"""

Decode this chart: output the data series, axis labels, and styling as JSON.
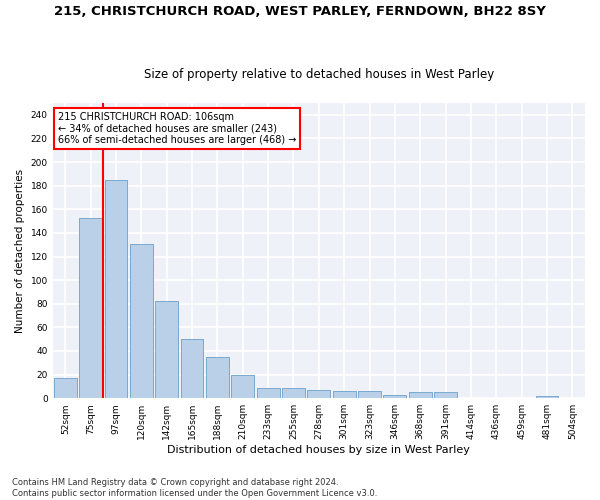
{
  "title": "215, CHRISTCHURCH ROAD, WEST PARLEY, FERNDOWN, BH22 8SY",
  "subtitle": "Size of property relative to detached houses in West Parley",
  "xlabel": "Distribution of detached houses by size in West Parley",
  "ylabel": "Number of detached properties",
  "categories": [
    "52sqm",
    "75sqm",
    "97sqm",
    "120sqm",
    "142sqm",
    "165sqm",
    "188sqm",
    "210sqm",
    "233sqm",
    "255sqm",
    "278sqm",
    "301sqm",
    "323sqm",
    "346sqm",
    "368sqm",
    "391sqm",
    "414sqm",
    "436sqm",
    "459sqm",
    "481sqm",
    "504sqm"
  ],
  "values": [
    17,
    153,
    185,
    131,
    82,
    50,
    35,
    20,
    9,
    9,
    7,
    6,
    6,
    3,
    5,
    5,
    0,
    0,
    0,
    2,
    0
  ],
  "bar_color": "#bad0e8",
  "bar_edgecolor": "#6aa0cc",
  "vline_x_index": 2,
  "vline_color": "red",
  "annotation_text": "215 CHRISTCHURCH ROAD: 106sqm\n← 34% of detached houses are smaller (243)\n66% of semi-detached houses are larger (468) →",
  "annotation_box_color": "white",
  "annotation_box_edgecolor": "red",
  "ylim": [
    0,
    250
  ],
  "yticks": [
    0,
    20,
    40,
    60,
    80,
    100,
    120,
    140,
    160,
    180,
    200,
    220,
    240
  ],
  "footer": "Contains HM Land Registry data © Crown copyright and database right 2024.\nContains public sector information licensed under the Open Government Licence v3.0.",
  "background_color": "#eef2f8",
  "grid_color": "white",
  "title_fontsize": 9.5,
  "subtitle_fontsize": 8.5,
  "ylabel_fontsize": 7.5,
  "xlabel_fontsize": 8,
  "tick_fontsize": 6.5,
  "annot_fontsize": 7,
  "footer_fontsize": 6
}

"""

_EXERCISE_
Leaving the pictures aside, transcribe the entire listing exactly.

_TASK RESPONSE_
Decode this chart: output the data series, axis labels, and styling as JSON.
{
  "title": "215, CHRISTCHURCH ROAD, WEST PARLEY, FERNDOWN, BH22 8SY",
  "subtitle": "Size of property relative to detached houses in West Parley",
  "xlabel": "Distribution of detached houses by size in West Parley",
  "ylabel": "Number of detached properties",
  "categories": [
    "52sqm",
    "75sqm",
    "97sqm",
    "120sqm",
    "142sqm",
    "165sqm",
    "188sqm",
    "210sqm",
    "233sqm",
    "255sqm",
    "278sqm",
    "301sqm",
    "323sqm",
    "346sqm",
    "368sqm",
    "391sqm",
    "414sqm",
    "436sqm",
    "459sqm",
    "481sqm",
    "504sqm"
  ],
  "values": [
    17,
    153,
    185,
    131,
    82,
    50,
    35,
    20,
    9,
    9,
    7,
    6,
    6,
    3,
    5,
    5,
    0,
    0,
    0,
    2,
    0
  ],
  "bar_color": "#bad0e8",
  "bar_edgecolor": "#6aa0cc",
  "vline_x_index": 2,
  "vline_color": "red",
  "annotation_text": "215 CHRISTCHURCH ROAD: 106sqm\n← 34% of detached houses are smaller (243)\n66% of semi-detached houses are larger (468) →",
  "annotation_box_color": "white",
  "annotation_box_edgecolor": "red",
  "ylim": [
    0,
    250
  ],
  "yticks": [
    0,
    20,
    40,
    60,
    80,
    100,
    120,
    140,
    160,
    180,
    200,
    220,
    240
  ],
  "footer": "Contains HM Land Registry data © Crown copyright and database right 2024.\nContains public sector information licensed under the Open Government Licence v3.0.",
  "background_color": "#eef2f8",
  "grid_color": "white",
  "title_fontsize": 9.5,
  "subtitle_fontsize": 8.5,
  "ylabel_fontsize": 7.5,
  "xlabel_fontsize": 8,
  "tick_fontsize": 6.5,
  "annot_fontsize": 7,
  "footer_fontsize": 6
}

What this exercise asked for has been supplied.